▸ RAW RECORDS
────
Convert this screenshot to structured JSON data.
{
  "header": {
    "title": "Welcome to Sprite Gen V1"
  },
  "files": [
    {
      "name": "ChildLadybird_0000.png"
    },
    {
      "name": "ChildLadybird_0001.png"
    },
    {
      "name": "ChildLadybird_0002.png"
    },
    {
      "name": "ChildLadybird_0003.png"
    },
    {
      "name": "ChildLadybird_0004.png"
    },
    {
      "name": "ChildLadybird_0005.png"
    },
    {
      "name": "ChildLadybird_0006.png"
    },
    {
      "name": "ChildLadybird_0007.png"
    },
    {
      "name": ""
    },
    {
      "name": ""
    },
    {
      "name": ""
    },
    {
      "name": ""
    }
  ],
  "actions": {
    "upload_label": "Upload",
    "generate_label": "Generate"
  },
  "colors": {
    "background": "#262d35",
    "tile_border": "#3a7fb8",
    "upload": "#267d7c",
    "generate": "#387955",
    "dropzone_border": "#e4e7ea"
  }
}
────
▸ JOB
Write the listing out again, exactly as it reads.

▸ RESULT BELOW
Convert this screenshot to structured JSON data.
{
  "header": {
    "title": "Welcome to Sprite Gen V1"
  },
  "files": [
    {
      "name": "ChildLadybird_0000.png"
    },
    {
      "name": "ChildLadybird_0001.png"
    },
    {
      "name": "ChildLadybird_0002.png"
    },
    {
      "name": "ChildLadybird_0003.png"
    },
    {
      "name": "ChildLadybird_0004.png"
    },
    {
      "name": "ChildLadybird_0005.png"
    },
    {
      "name": "ChildLadybird_0006.png"
    },
    {
      "name": "ChildLadybird_0007.png"
    },
    {
      "name": ""
    },
    {
      "name": ""
    },
    {
      "name": ""
    },
    {
      "name": ""
    }
  ],
  "actions": {
    "upload_label": "Upload",
    "generate_label": "Generate"
  },
  "colors": {
    "background": "#262d35",
    "tile_border": "#3a7fb8",
    "upload": "#267d7c",
    "generate": "#387955",
    "dropzone_border": "#e4e7ea"
  }
}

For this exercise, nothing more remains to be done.